◆ EXERCISE PROMPT ◆
Filter the records for lines holding the string "each".

(Data records)
· · ·
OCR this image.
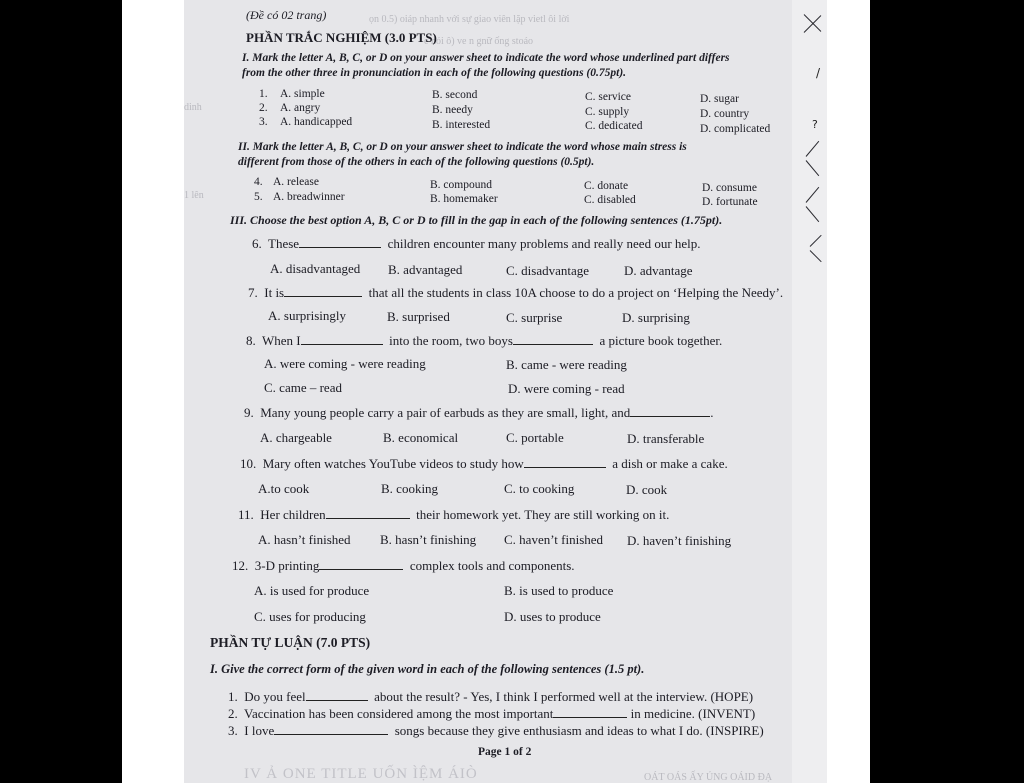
ọn 0.5) oiáp nhanh với sự giao viên lặp vietl ôi lời
e nói ô) ve n gnữ ống stoáo
dinh
1 lên
OÁT OÁS ẤY ỦNG OÁID ĐẠ
(Đề có 02 trang)
PHẦN TRẮC NGHIỆM (3.0 PTS)
I. Mark the letter A, B, C, or D on your answer sheet to indicate the word whose underlined part differs
from the other three in pronunciation in each of the following questions (0.75pt).
1. A. simple	B. second	C. service	D. sugar
2. A. angry	B. needy	C. supply	D. country
3. A. handicapped	B. interested	C. dedicated	D. complicated
II. Mark the letter A, B, C, or D on your answer sheet to indicate the word whose main stress is
different from those of the others in each of the following questions (0.5pt).
4. A. release	B. compound	C. donate	D. consume
5. A. breadwinner	B. homemaker	C. disabled	D. fortunate
III. Choose the best option A, B, C or D to fill in the gap in each of the following sentences (1.75pt).
6. These	children encounter many problems and really need our help.
A. disadvantaged B. advantaged	C. disadvantage	D. advantage
7. It is	that all the students in class 10A choose to do a project on ‘Helping the Needy’.
A. surprisingly	B. surprised	C. surprise	D. surprising
8. When I	into the room, two boys	a picture book together.
A. were coming - were reading	B. came - were reading
C. came – read	D. were coming - read
9. Many young people carry a pair of earbuds as they are small, light, and	.
A. chargeable	B. economical	C. portable	D. transferable
10. Mary often watches YouTube videos to study how	a dish or make a cake.
A.to cook	B. cooking	C. to cooking	D. cook
11. Her children	their homework yet. They are still working on it.
A. hasn’t finished B. hasn’t finishing C. haven’t finished D. haven’t finishing
12. 3-D printing	complex tools and components.
A. is used for produce	B. is used to produce
C. uses for producing	D. uses to produce
PHẦN TỰ LUẬN (7.0 PTS)
I. Give the correct form of the given word in each of the following sentences (1.5 pt).
1. Do you feel	about the result? - Yes, I think I performed well at the interview. (HOPE)
2. Vaccination has been considered among the most important	in medicine. (INVENT)
3. I love	songs because they give enthusiasm and ideas to what I do. (INSPIRE)
Page 1 of 2
IV Ả ONE TITLE UỐN ÌỆM ÁIÒ
/
?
· · ·
◆ SOLVED EXERCISE ◆
from the other three in pronunciation in each of the following questions (0.75pt).
different from those of the others in each of the following questions (0.5pt).
III. Choose the best option A, B, C or D to fill in the gap in each of the following sentences (1.75pt).
I. Give the correct form of the given word in each of the following sentences (1.5 pt).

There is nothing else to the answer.